_Work instructions_. Report how many lines hold the string "comment". Give the number and nothing else.

— start of Data supplied —

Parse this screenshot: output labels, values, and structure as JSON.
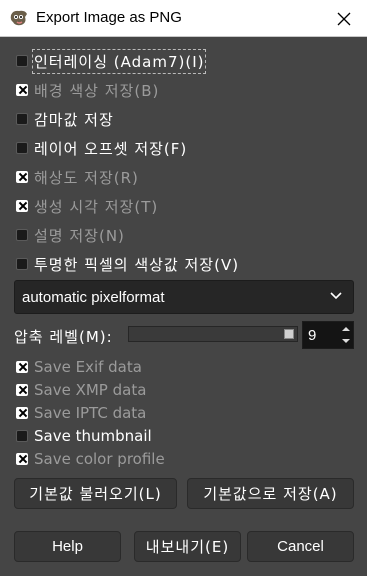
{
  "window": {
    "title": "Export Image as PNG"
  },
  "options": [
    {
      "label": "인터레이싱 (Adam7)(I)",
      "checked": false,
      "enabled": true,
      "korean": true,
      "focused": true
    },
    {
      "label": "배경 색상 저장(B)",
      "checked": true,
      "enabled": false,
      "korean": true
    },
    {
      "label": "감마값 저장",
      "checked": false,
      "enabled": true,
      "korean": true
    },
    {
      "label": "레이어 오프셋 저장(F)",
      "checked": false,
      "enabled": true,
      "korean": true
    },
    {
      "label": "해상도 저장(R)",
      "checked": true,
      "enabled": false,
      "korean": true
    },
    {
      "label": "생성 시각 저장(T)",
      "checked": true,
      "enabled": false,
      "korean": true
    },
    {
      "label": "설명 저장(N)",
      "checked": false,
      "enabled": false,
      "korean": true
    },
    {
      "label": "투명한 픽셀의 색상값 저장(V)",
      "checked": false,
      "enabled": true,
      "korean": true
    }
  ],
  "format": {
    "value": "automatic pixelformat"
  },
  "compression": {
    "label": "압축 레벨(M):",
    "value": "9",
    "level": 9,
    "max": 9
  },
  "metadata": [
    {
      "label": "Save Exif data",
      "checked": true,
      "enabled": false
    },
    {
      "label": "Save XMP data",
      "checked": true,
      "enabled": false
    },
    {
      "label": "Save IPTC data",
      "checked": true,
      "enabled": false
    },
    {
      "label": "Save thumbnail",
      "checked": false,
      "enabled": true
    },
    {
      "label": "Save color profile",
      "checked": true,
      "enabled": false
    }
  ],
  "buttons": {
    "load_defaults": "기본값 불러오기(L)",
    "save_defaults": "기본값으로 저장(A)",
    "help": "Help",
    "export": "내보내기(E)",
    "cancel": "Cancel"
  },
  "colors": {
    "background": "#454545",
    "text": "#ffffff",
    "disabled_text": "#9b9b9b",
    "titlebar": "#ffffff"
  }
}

— end of Data supplied —
— start of Data supplied —

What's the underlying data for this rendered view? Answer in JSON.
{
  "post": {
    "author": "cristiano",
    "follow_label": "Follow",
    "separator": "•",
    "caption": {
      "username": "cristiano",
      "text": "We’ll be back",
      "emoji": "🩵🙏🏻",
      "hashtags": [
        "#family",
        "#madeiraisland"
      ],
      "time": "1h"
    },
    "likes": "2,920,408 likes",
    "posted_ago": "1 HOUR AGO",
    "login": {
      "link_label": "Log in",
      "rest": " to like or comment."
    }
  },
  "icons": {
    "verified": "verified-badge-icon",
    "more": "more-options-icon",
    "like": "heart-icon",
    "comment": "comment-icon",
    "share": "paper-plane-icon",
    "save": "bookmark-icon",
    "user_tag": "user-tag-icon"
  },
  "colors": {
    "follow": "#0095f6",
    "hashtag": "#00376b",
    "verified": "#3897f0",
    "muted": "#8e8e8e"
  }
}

— end of Data supplied —

_Reply to the exercise_. 2